#### PROBLEM TO SOLVE:
Go through the lines below. Copy those with "الأحمر".

[Dataset excerpts]
******************************

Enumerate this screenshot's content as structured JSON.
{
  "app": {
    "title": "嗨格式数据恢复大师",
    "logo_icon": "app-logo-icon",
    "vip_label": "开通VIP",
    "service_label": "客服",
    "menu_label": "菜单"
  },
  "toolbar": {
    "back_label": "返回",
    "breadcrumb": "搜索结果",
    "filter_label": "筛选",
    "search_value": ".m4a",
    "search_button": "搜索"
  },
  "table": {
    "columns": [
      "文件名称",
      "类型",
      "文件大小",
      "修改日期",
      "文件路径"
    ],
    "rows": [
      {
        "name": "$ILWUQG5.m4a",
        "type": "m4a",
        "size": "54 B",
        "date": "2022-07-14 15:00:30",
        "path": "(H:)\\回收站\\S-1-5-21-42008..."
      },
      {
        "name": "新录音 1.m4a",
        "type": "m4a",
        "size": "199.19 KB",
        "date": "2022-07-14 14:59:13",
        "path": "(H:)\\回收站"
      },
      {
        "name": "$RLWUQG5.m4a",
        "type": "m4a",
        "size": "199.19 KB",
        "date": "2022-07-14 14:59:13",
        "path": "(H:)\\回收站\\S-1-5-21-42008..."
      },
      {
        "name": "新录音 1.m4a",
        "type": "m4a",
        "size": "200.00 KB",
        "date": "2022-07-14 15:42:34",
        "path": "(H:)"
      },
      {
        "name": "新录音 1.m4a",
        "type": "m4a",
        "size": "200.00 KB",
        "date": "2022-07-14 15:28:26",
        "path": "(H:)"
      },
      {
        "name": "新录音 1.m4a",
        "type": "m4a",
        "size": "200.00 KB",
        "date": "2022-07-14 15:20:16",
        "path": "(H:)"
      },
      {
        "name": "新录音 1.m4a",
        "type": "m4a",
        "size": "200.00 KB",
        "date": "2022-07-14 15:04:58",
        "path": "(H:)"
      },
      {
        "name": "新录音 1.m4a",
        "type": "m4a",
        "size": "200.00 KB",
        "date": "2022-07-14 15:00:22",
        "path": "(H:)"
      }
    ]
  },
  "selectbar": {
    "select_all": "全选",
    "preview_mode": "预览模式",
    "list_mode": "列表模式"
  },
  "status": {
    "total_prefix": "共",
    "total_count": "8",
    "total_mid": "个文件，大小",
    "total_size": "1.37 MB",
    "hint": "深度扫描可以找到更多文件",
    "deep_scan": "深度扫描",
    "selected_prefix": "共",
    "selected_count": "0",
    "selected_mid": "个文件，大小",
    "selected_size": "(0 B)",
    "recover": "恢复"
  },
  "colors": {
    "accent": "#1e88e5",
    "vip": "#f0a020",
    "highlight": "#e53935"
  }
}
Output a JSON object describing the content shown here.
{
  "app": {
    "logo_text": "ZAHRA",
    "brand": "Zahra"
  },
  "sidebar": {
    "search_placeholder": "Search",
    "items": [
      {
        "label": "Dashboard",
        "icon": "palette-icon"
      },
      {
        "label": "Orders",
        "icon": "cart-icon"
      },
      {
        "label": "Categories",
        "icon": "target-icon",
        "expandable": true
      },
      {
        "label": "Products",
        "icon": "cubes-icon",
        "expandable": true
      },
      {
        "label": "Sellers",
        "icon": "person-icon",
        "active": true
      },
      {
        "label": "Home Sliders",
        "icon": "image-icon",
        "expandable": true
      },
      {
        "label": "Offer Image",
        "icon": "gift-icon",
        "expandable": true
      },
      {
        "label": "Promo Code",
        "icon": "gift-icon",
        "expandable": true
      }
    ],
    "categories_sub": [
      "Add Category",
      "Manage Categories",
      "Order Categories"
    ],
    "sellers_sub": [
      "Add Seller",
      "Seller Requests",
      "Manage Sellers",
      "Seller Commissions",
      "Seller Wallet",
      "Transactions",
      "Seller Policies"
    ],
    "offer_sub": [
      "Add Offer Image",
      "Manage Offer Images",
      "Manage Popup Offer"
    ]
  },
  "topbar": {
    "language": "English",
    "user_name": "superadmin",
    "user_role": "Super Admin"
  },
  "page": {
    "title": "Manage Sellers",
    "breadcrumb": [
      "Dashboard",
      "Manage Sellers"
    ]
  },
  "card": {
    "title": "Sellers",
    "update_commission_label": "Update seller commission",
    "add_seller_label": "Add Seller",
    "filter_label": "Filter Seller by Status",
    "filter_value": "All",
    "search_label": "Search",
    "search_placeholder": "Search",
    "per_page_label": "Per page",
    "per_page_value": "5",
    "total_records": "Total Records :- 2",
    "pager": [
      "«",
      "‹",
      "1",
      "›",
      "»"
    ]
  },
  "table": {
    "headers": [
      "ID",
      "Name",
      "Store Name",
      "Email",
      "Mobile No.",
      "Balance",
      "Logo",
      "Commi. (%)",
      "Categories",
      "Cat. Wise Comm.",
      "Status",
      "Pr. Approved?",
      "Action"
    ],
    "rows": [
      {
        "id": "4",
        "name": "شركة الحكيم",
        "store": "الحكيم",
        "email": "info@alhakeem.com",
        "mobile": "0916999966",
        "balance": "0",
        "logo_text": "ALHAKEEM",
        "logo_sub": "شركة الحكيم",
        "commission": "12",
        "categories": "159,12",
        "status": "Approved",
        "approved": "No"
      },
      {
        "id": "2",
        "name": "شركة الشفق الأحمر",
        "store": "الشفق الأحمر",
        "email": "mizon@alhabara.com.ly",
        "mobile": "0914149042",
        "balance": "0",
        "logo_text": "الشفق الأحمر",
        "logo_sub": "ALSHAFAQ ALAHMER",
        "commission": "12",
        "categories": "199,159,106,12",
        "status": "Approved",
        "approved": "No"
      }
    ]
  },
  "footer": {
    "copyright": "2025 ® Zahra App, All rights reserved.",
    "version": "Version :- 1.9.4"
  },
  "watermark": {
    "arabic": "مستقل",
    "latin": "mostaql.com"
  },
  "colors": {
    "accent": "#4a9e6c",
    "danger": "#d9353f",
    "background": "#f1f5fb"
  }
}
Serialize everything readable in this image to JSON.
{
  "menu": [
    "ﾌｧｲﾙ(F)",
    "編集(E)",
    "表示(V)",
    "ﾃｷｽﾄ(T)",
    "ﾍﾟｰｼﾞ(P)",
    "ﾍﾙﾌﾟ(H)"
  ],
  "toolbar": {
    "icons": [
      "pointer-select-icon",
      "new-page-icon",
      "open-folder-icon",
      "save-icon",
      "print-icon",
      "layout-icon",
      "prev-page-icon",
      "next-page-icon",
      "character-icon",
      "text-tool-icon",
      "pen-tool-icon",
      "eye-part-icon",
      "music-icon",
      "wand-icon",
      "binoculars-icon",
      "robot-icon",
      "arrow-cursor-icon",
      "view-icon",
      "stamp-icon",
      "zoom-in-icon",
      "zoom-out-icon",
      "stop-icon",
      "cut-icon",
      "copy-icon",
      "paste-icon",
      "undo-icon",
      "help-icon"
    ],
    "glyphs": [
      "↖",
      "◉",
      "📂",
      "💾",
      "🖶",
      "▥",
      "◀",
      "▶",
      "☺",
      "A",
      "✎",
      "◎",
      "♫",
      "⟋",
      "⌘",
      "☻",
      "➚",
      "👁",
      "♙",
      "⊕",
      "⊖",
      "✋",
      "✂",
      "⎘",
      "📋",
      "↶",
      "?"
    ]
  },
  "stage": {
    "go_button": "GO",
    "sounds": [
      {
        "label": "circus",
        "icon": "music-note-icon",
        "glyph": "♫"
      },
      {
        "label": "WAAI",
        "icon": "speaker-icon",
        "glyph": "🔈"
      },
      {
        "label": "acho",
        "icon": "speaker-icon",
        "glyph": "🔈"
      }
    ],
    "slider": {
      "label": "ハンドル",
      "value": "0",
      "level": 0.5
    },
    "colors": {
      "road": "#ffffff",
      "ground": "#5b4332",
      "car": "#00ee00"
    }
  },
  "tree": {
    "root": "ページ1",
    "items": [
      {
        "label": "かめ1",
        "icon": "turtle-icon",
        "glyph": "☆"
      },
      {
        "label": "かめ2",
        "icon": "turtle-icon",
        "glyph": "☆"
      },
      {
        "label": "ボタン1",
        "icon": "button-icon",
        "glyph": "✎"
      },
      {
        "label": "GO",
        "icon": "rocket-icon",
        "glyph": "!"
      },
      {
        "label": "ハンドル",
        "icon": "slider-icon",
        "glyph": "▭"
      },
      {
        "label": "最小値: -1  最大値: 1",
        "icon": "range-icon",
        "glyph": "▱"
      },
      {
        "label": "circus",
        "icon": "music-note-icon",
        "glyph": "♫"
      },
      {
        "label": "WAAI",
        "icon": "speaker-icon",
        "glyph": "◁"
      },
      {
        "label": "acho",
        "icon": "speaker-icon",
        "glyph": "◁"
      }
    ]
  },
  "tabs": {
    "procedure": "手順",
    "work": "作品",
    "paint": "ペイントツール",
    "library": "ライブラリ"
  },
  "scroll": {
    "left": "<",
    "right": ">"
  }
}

******************************

#### RESULT:
        "name": "شركة الشفق الأحمر",
        "store": "الشفق الأحمر",
        "logo_text": "الشفق الأحمر",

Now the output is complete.